Data items:
-*-*-
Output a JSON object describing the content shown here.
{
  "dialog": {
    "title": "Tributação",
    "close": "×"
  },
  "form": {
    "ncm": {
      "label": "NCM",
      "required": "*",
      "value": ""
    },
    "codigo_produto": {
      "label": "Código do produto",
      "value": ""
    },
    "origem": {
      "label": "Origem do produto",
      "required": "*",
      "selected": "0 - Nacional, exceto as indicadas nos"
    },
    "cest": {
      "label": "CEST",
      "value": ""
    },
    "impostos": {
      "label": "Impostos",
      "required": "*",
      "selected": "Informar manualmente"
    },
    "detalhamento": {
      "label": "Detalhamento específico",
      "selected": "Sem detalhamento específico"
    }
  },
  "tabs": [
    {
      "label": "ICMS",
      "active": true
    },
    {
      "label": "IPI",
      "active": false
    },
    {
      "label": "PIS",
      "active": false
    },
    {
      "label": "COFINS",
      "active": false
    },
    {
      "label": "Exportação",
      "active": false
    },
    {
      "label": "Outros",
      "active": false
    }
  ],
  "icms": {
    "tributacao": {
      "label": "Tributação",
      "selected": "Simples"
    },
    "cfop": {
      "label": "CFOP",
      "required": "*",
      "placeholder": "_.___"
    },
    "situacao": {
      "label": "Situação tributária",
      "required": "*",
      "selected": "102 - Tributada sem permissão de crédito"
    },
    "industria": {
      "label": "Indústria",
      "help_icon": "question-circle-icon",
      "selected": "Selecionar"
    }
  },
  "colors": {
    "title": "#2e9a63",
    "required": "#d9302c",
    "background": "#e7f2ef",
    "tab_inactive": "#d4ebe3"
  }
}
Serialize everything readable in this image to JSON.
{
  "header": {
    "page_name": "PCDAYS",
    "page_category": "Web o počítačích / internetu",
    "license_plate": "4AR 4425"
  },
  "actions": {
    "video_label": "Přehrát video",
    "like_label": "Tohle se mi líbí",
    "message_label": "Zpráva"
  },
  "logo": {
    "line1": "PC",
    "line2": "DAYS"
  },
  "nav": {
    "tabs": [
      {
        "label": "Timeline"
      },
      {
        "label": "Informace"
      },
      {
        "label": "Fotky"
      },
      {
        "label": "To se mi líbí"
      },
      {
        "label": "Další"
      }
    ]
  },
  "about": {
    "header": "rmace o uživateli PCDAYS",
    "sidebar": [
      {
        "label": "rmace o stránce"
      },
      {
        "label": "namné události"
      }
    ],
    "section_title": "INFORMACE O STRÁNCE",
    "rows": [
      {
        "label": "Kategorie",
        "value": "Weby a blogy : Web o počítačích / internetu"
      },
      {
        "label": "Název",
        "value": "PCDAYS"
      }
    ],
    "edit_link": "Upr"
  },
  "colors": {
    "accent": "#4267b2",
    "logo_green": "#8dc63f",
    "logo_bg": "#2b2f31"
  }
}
-*-*-
* TASK GOAL
Repeat all of the records above exactly as they appear.

* EXERCISE ANSWER
Output a JSON object describing the content shown here.
{
  "dialog": {
    "title": "Tributação",
    "close": "×"
  },
  "form": {
    "ncm": {
      "label": "NCM",
      "required": "*",
      "value": ""
    },
    "codigo_produto": {
      "label": "Código do produto",
      "value": ""
    },
    "origem": {
      "label": "Origem do produto",
      "required": "*",
      "selected": "0 - Nacional, exceto as indicadas nos"
    },
    "cest": {
      "label": "CEST",
      "value": ""
    },
    "impostos": {
      "label": "Impostos",
      "required": "*",
      "selected": "Informar manualmente"
    },
    "detalhamento": {
      "label": "Detalhamento específico",
      "selected": "Sem detalhamento específico"
    }
  },
  "tabs": [
    {
      "label": "ICMS",
      "active": true
    },
    {
      "label": "IPI",
      "active": false
    },
    {
      "label": "PIS",
      "active": false
    },
    {
      "label": "COFINS",
      "active": false
    },
    {
      "label": "Exportação",
      "active": false
    },
    {
      "label": "Outros",
      "active": false
    }
  ],
  "icms": {
    "tributacao": {
      "label": "Tributação",
      "selected": "Simples"
    },
    "cfop": {
      "label": "CFOP",
      "required": "*",
      "placeholder": "_.___"
    },
    "situacao": {
      "label": "Situação tributária",
      "required": "*",
      "selected": "102 - Tributada sem permissão de crédito"
    },
    "industria": {
      "label": "Indústria",
      "help_icon": "question-circle-icon",
      "selected": "Selecionar"
    }
  },
  "colors": {
    "title": "#2e9a63",
    "required": "#d9302c",
    "background": "#e7f2ef",
    "tab_inactive": "#d4ebe3"
  }
}
Serialize everything readable in this image to JSON.
{
  "header": {
    "page_name": "PCDAYS",
    "page_category": "Web o počítačích / internetu",
    "license_plate": "4AR 4425"
  },
  "actions": {
    "video_label": "Přehrát video",
    "like_label": "Tohle se mi líbí",
    "message_label": "Zpráva"
  },
  "logo": {
    "line1": "PC",
    "line2": "DAYS"
  },
  "nav": {
    "tabs": [
      {
        "label": "Timeline"
      },
      {
        "label": "Informace"
      },
      {
        "label": "Fotky"
      },
      {
        "label": "To se mi líbí"
      },
      {
        "label": "Další"
      }
    ]
  },
  "about": {
    "header": "rmace o uživateli PCDAYS",
    "sidebar": [
      {
        "label": "rmace o stránce"
      },
      {
        "label": "namné události"
      }
    ],
    "section_title": "INFORMACE O STRÁNCE",
    "rows": [
      {
        "label": "Kategorie",
        "value": "Weby a blogy : Web o počítačích / internetu"
      },
      {
        "label": "Název",
        "value": "PCDAYS"
      }
    ],
    "edit_link": "Upr"
  },
  "colors": {
    "accent": "#4267b2",
    "logo_green": "#8dc63f",
    "logo_bg": "#2b2f31"
  }
}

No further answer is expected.